## Problem to solve
Write the material out again exactly as it stands.

## Information provided
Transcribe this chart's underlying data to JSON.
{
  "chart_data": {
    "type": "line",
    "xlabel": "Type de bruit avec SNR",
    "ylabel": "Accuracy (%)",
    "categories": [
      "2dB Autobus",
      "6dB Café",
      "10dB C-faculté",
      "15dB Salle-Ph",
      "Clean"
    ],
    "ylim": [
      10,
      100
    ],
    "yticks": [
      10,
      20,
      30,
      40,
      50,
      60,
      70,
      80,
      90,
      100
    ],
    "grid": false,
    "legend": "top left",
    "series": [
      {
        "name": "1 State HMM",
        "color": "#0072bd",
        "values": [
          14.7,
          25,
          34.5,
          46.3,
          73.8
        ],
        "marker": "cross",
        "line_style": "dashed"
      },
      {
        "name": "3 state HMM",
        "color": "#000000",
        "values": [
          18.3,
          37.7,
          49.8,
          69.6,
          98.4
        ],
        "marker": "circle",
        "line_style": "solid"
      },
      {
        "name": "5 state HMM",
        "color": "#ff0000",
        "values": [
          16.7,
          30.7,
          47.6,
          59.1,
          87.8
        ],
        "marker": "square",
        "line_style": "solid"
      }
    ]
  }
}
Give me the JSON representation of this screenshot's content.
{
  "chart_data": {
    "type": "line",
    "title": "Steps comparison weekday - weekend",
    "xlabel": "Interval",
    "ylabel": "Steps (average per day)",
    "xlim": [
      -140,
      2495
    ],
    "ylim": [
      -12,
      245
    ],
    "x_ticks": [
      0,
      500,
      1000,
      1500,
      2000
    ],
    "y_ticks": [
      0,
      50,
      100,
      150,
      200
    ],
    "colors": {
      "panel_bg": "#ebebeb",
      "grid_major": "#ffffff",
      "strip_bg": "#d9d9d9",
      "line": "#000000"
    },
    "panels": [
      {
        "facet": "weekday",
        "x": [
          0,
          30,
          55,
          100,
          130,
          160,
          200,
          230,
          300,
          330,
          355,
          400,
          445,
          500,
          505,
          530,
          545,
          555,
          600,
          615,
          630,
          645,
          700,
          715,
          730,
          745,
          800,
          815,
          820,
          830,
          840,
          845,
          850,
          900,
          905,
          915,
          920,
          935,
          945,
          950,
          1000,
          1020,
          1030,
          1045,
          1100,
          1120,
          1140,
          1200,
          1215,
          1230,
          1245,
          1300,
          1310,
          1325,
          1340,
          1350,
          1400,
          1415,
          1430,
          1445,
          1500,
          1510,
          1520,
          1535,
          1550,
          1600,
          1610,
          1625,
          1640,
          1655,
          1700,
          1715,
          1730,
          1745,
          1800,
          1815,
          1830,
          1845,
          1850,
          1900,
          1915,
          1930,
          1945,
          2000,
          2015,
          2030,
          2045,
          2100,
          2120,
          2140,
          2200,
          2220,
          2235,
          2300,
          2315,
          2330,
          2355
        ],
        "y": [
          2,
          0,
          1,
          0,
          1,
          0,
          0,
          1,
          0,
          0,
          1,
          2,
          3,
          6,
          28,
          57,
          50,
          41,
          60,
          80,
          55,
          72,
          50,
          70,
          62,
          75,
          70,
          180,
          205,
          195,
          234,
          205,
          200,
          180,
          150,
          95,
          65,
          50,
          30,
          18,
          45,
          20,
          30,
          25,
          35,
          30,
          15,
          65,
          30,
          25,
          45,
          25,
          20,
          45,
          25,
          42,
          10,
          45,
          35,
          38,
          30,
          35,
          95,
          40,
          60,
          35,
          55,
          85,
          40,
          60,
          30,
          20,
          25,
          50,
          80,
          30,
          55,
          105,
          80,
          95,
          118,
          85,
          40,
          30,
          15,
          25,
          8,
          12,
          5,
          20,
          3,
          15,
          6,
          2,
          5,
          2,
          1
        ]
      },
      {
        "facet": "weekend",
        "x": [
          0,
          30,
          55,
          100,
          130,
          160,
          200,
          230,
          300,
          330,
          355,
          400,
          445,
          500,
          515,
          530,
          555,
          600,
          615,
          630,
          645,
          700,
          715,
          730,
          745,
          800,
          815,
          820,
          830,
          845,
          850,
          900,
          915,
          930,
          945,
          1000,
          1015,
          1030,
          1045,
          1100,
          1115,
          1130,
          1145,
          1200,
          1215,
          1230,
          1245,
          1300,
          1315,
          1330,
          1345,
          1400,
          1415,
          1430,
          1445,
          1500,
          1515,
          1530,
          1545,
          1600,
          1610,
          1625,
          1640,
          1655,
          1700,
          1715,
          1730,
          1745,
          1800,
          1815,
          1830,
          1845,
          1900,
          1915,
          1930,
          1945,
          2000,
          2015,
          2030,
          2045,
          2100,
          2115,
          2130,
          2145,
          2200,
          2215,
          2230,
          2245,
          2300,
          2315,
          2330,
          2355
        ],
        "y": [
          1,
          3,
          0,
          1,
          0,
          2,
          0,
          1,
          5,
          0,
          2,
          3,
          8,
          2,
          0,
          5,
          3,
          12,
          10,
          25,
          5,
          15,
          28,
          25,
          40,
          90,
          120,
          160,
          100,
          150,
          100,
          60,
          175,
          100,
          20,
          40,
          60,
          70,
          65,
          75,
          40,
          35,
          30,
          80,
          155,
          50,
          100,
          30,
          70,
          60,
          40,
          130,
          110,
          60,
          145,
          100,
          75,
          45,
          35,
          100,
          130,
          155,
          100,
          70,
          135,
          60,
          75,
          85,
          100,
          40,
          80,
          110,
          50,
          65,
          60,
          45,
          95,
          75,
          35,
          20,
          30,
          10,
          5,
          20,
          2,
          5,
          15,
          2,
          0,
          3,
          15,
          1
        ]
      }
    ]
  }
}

## Task output
Transcribe this chart's underlying data to JSON.
{
  "chart_data": {
    "type": "line",
    "xlabel": "Type de bruit avec SNR",
    "ylabel": "Accuracy (%)",
    "categories": [
      "2dB Autobus",
      "6dB Café",
      "10dB C-faculté",
      "15dB Salle-Ph",
      "Clean"
    ],
    "ylim": [
      10,
      100
    ],
    "yticks": [
      10,
      20,
      30,
      40,
      50,
      60,
      70,
      80,
      90,
      100
    ],
    "grid": false,
    "legend": "top left",
    "series": [
      {
        "name": "1 State HMM",
        "color": "#0072bd",
        "values": [
          14.7,
          25,
          34.5,
          46.3,
          73.8
        ],
        "marker": "cross",
        "line_style": "dashed"
      },
      {
        "name": "3 state HMM",
        "color": "#000000",
        "values": [
          18.3,
          37.7,
          49.8,
          69.6,
          98.4
        ],
        "marker": "circle",
        "line_style": "solid"
      },
      {
        "name": "5 state HMM",
        "color": "#ff0000",
        "values": [
          16.7,
          30.7,
          47.6,
          59.1,
          87.8
        ],
        "marker": "square",
        "line_style": "solid"
      }
    ]
  }
}
Give me the JSON representation of this screenshot's content.
{
  "chart_data": {
    "type": "line",
    "title": "Steps comparison weekday - weekend",
    "xlabel": "Interval",
    "ylabel": "Steps (average per day)",
    "xlim": [
      -140,
      2495
    ],
    "ylim": [
      -12,
      245
    ],
    "x_ticks": [
      0,
      500,
      1000,
      1500,
      2000
    ],
    "y_ticks": [
      0,
      50,
      100,
      150,
      200
    ],
    "colors": {
      "panel_bg": "#ebebeb",
      "grid_major": "#ffffff",
      "strip_bg": "#d9d9d9",
      "line": "#000000"
    },
    "panels": [
      {
        "facet": "weekday",
        "x": [
          0,
          30,
          55,
          100,
          130,
          160,
          200,
          230,
          300,
          330,
          355,
          400,
          445,
          500,
          505,
          530,
          545,
          555,
          600,
          615,
          630,
          645,
          700,
          715,
          730,
          745,
          800,
          815,
          820,
          830,
          840,
          845,
          850,
          900,
          905,
          915,
          920,
          935,
          945,
          950,
          1000,
          1020,
          1030,
          1045,
          1100,
          1120,
          1140,
          1200,
          1215,
          1230,
          1245,
          1300,
          1310,
          1325,
          1340,
          1350,
          1400,
          1415,
          1430,
          1445,
          1500,
          1510,
          1520,
          1535,
          1550,
          1600,
          1610,
          1625,
          1640,
          1655,
          1700,
          1715,
          1730,
          1745,
          1800,
          1815,
          1830,
          1845,
          1850,
          1900,
          1915,
          1930,
          1945,
          2000,
          2015,
          2030,
          2045,
          2100,
          2120,
          2140,
          2200,
          2220,
          2235,
          2300,
          2315,
          2330,
          2355
        ],
        "y": [
          2,
          0,
          1,
          0,
          1,
          0,
          0,
          1,
          0,
          0,
          1,
          2,
          3,
          6,
          28,
          57,
          50,
          41,
          60,
          80,
          55,
          72,
          50,
          70,
          62,
          75,
          70,
          180,
          205,
          195,
          234,
          205,
          200,
          180,
          150,
          95,
          65,
          50,
          30,
          18,
          45,
          20,
          30,
          25,
          35,
          30,
          15,
          65,
          30,
          25,
          45,
          25,
          20,
          45,
          25,
          42,
          10,
          45,
          35,
          38,
          30,
          35,
          95,
          40,
          60,
          35,
          55,
          85,
          40,
          60,
          30,
          20,
          25,
          50,
          80,
          30,
          55,
          105,
          80,
          95,
          118,
          85,
          40,
          30,
          15,
          25,
          8,
          12,
          5,
          20,
          3,
          15,
          6,
          2,
          5,
          2,
          1
        ]
      },
      {
        "facet": "weekend",
        "x": [
          0,
          30,
          55,
          100,
          130,
          160,
          200,
          230,
          300,
          330,
          355,
          400,
          445,
          500,
          515,
          530,
          555,
          600,
          615,
          630,
          645,
          700,
          715,
          730,
          745,
          800,
          815,
          820,
          830,
          845,
          850,
          900,
          915,
          930,
          945,
          1000,
          1015,
          1030,
          1045,
          1100,
          1115,
          1130,
          1145,
          1200,
          1215,
          1230,
          1245,
          1300,
          1315,
          1330,
          1345,
          1400,
          1415,
          1430,
          1445,
          1500,
          1515,
          1530,
          1545,
          1600,
          1610,
          1625,
          1640,
          1655,
          1700,
          1715,
          1730,
          1745,
          1800,
          1815,
          1830,
          1845,
          1900,
          1915,
          1930,
          1945,
          2000,
          2015,
          2030,
          2045,
          2100,
          2115,
          2130,
          2145,
          2200,
          2215,
          2230,
          2245,
          2300,
          2315,
          2330,
          2355
        ],
        "y": [
          1,
          3,
          0,
          1,
          0,
          2,
          0,
          1,
          5,
          0,
          2,
          3,
          8,
          2,
          0,
          5,
          3,
          12,
          10,
          25,
          5,
          15,
          28,
          25,
          40,
          90,
          120,
          160,
          100,
          150,
          100,
          60,
          175,
          100,
          20,
          40,
          60,
          70,
          65,
          75,
          40,
          35,
          30,
          80,
          155,
          50,
          100,
          30,
          70,
          60,
          40,
          130,
          110,
          60,
          145,
          100,
          75,
          45,
          35,
          100,
          130,
          155,
          100,
          70,
          135,
          60,
          75,
          85,
          100,
          40,
          80,
          110,
          50,
          65,
          60,
          45,
          95,
          75,
          35,
          20,
          30,
          10,
          5,
          20,
          2,
          5,
          15,
          2,
          0,
          3,
          15,
          1
        ]
      }
    ]
  }
}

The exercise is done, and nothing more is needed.